[Begin]

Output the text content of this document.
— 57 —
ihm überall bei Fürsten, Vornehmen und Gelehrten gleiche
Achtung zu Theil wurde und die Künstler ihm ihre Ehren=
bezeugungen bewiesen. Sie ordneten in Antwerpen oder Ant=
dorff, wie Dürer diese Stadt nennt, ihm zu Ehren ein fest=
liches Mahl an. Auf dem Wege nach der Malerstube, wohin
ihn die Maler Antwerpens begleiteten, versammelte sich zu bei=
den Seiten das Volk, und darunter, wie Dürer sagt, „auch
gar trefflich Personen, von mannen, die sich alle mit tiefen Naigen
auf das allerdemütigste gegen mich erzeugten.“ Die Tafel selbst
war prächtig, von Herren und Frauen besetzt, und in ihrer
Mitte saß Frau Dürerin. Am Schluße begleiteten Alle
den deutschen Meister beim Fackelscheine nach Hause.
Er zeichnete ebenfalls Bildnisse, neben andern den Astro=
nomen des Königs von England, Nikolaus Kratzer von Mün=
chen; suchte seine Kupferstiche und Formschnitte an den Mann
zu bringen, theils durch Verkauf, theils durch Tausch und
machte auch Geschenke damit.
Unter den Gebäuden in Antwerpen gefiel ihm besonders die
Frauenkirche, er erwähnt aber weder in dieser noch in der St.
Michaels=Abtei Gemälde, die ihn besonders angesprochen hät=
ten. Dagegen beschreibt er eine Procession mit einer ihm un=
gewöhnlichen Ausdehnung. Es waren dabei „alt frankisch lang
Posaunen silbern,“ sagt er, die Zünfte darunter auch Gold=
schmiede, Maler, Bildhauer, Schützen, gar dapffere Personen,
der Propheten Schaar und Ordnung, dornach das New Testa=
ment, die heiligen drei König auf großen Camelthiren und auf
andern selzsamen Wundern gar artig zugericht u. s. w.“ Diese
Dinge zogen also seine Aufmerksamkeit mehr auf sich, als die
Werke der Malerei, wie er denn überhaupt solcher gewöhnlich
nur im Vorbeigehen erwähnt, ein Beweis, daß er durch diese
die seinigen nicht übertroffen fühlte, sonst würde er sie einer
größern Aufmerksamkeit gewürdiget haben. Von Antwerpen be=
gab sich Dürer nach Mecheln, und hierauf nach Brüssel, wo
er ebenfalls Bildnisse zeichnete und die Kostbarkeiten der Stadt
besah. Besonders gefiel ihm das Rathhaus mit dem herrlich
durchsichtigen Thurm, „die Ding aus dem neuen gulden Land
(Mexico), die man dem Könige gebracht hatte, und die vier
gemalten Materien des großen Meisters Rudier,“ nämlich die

[End]

[TASK DIRECTIONS] Find the word "seine" in the records and pull out each line that has it.

[COMPLETE OUTPUT]
chen; suchte seine Kupferstiche und Formschnitte an den Mann
Dinge zogen also seine Aufmerksamkeit mehr auf sich, als die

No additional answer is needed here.